> [Task brief]:
All lines holding the string "name" are to be shown.

[Records from a dataset]
==========

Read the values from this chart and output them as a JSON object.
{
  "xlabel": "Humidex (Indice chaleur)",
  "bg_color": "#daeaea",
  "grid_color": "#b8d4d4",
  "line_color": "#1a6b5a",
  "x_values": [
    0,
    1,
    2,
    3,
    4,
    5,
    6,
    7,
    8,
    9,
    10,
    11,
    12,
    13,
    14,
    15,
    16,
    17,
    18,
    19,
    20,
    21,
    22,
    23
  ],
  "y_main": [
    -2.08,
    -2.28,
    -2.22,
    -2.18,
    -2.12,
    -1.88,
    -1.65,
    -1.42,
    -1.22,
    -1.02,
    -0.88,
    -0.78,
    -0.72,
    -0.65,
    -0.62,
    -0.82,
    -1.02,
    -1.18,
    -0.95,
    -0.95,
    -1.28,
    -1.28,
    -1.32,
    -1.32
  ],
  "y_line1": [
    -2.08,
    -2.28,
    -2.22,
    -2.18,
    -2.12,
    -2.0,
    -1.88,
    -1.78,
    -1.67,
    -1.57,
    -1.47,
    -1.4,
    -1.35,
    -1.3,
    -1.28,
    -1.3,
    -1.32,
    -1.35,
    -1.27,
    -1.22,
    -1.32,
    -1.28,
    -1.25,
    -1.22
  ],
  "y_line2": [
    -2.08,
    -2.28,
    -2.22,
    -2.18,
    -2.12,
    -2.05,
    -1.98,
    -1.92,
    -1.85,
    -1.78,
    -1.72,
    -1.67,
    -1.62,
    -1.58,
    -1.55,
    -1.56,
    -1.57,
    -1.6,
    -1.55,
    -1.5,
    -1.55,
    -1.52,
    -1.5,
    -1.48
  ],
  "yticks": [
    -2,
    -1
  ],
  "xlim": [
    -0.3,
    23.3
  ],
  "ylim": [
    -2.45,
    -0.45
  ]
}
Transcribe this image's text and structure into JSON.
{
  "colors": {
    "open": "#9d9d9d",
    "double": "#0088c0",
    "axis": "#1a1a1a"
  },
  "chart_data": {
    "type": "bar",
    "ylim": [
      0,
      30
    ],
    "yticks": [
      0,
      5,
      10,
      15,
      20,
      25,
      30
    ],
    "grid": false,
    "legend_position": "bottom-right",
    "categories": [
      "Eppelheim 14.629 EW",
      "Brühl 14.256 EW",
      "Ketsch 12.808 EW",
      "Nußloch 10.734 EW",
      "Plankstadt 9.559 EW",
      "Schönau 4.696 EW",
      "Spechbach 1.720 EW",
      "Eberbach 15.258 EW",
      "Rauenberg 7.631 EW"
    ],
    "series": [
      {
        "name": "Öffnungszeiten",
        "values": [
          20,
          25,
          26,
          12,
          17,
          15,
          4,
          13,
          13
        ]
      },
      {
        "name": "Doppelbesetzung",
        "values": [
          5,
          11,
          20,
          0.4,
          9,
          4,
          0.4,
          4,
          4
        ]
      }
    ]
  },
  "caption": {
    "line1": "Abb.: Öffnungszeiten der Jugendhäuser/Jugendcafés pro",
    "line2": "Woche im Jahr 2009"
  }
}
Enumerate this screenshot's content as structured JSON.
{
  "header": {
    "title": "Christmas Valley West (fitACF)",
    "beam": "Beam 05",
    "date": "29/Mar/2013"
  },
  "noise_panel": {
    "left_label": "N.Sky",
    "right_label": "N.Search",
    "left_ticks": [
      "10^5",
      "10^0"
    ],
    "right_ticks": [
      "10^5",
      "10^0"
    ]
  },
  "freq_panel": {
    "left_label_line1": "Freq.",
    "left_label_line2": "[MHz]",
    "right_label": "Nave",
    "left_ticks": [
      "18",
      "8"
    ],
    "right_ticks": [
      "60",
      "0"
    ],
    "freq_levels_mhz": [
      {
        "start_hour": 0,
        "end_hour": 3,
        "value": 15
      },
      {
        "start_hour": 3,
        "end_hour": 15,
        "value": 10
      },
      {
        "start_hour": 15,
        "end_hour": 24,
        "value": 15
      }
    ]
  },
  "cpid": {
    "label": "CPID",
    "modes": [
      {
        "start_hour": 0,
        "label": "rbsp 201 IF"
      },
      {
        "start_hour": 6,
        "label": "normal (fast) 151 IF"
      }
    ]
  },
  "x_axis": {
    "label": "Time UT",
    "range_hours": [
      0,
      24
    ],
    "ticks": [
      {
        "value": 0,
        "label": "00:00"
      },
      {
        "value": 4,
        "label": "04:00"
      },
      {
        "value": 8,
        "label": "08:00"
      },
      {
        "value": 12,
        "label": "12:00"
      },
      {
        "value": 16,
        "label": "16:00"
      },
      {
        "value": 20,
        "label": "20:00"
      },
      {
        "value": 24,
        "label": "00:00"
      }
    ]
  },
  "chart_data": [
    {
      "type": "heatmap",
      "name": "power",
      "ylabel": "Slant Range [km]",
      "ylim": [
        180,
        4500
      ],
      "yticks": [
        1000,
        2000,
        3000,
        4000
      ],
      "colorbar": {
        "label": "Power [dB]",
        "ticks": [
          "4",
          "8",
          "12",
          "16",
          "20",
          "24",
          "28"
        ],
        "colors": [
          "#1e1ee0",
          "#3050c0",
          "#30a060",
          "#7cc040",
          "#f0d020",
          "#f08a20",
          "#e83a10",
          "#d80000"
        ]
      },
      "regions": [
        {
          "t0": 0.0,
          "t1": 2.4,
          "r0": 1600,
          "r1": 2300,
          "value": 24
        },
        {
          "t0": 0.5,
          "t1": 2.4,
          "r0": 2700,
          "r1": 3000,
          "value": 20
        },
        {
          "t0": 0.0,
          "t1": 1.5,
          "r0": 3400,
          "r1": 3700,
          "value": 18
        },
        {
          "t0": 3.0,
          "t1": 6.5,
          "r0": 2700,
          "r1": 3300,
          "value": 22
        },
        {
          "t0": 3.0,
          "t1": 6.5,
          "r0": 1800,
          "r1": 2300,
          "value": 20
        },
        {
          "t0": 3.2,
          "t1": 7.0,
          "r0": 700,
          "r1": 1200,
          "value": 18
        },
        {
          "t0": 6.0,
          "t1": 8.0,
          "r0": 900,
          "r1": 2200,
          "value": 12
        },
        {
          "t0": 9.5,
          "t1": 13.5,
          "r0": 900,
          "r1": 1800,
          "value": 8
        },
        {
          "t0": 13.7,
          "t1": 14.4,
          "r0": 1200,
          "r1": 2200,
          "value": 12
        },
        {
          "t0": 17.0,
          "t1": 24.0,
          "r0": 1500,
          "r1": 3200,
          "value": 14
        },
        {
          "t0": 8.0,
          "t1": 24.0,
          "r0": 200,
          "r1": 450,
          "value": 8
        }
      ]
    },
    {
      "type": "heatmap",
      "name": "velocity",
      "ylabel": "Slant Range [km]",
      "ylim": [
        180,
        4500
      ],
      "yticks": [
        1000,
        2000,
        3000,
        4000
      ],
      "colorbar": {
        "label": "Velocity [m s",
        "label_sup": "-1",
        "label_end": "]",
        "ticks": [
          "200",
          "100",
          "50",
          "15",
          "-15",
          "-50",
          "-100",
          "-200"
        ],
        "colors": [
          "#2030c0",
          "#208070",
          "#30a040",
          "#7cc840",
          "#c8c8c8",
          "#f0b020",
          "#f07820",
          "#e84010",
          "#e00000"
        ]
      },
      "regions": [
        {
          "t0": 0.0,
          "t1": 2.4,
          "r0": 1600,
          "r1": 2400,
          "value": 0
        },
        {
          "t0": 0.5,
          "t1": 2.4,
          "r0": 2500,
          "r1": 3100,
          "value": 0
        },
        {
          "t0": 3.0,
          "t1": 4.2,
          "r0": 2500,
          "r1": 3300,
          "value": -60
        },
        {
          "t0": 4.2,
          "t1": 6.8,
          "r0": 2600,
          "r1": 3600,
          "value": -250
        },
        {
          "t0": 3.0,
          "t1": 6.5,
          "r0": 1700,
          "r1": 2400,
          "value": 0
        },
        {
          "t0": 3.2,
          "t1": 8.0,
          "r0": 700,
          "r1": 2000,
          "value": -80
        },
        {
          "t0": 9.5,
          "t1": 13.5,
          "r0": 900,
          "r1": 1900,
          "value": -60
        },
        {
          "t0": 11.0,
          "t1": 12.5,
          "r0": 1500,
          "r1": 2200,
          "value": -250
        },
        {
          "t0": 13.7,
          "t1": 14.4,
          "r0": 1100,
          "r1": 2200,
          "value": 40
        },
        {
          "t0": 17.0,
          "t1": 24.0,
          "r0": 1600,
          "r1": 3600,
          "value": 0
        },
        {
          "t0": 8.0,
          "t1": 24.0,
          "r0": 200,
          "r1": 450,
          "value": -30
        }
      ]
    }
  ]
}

==========

> [Output of the exercise]:
        "name": "Öffnungszeiten",
        "name": "Doppelbesetzung",
      "name": "power",
      "name": "velocity",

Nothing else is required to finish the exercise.